→ WORK TO COMPLETE: In the people-counter post below, return the stretch from "NOTE: There should" through "will concentrate on." word for word.

→ PAGE EXTRACT:
>> Start

I have rebuilt the ‘people counter’ from the ground up, with an eye toward submitting a design and prototype to the bitlab. I have a 0-5000ppm sensor from CK Sensors (an obscure company in Kentucky) but I still have my eye on the industry standard CO2 sensor that uses infrared absorption technology, the K30.

The device consists of several modules:

  1. The sensor and associated control board. The board is more complex than it needs to be since I ripped this out of another instrument. It works however, so I’ll keep it intact until I get a replacement. I soldered jumper wires to the +5volt, GND and the signal line that varies between zero and 4 volts.

  2. Analog signal amplification. When a person enters a room, the CO2 concentration increases by 30 to 200ppm depending on the size of the room and the ventilation. In order to have sufficient precision and the ability to scale the sensitivity of the counter, the signal is amplified. The unamplified signal with fresh air (about 400ppm CO2) is about 400 mV. In a large room, with a single person the output of the sensor module is around 425mV. A small room with 5 people will have an output of 1.2volts. Clearly the device must have a sensitivity setting. I want to do this early and with hardware, so the processing code will be more clear. So I put a NTE928 op-amp with a potentiometer to adjust the gain. The gain is adjustable up to 3X.

    NOTE: There should also be a LV(M)321 op-amd buffering the signal line. I have not been able to obtain this chip yet, so I just left it out. It would be present, along with other protective components, in a real bit design.

  3. Digital signal processing and data interpretation. The Bit will have two modes: percent CO2 (ppm/10000), and People Count: the number of people in the air space. I would also like to have a trigger output when a person enters the room. Currently only the %CO2 part runs reliably, but if I play with the sensitivity setting and software parameters, I can count up to 5 people in my 120 sf office. This software development is another area I will concentrate on.

Here is a picture of the three modules, powered by a p3 USB Power bit, and being read with a Number bit. Parts of the schematic I wrote while proctoring the last regular organic chemistry exam a couple days ago, is shown in the backdrop:

Here is the amplifier section:

And here is the business end of the sensor:

Thanks to everyone here who has helped me learn the electronics used in this project, including anyone I have forgotten to name below:

cc: @JackANDJude, @StuckInSynth, @Philip_Verbeek, @alexpikkert, @br1wr2el3, @henrique007, @codewizard58, @matthiasmwolf, @syedBits


@chris101 This sounds like an interesting project. Maybe it could be used for attendance. I will be interested to follow this.

>> End

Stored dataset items

>> Start

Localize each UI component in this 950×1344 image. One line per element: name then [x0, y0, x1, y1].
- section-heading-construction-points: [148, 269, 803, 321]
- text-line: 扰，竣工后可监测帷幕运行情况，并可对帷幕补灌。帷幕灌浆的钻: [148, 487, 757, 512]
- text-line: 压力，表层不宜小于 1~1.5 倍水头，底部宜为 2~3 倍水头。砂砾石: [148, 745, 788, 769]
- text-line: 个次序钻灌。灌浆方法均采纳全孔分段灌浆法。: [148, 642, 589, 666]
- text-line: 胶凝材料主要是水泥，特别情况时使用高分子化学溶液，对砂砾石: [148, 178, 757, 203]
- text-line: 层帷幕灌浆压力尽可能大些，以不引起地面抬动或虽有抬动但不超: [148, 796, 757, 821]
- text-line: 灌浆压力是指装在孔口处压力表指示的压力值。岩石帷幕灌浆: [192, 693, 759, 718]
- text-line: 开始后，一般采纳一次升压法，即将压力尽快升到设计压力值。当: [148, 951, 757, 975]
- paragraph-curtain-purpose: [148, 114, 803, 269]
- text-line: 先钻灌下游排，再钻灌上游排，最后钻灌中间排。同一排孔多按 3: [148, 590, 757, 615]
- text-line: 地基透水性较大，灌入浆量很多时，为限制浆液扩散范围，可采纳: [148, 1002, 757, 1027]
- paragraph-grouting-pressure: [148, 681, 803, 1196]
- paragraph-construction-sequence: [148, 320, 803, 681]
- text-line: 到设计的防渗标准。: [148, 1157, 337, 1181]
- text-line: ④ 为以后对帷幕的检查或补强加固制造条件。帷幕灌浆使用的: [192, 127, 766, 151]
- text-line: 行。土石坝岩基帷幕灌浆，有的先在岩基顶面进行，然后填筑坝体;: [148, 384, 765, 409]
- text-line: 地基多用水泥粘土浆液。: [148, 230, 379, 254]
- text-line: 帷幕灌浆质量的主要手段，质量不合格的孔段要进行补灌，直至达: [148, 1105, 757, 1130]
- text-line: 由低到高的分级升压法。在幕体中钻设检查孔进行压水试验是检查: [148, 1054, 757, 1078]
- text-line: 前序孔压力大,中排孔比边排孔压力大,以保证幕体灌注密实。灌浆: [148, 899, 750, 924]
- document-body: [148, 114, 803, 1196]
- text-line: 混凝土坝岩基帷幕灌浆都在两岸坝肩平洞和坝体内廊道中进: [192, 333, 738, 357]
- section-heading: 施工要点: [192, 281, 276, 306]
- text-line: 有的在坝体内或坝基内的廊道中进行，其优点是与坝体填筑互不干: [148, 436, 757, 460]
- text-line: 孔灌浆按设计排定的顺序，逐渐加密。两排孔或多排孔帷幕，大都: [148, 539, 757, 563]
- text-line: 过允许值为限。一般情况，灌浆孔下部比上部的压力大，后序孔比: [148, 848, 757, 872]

>> End

→ TASK RESULT:
NOTE: There should also be a LV(M)321 op-amd buffering the signal line. I have not been able to obtain this chip yet, so I just left it out. It would be present, along with other protective components, in a real bit design.

  3. Digital signal processing and data interpretation. The Bit will have two modes: percent CO2 (ppm/10000), and People Count: the number of people in the air space. I would also like to have a trigger output when a person enters the room. Currently only the %CO2 part runs reliably, but if I play with the sensitivity setting and software parameters, I can count up to 5 people in my 120 sf office. This software development is another area I will concentrate on.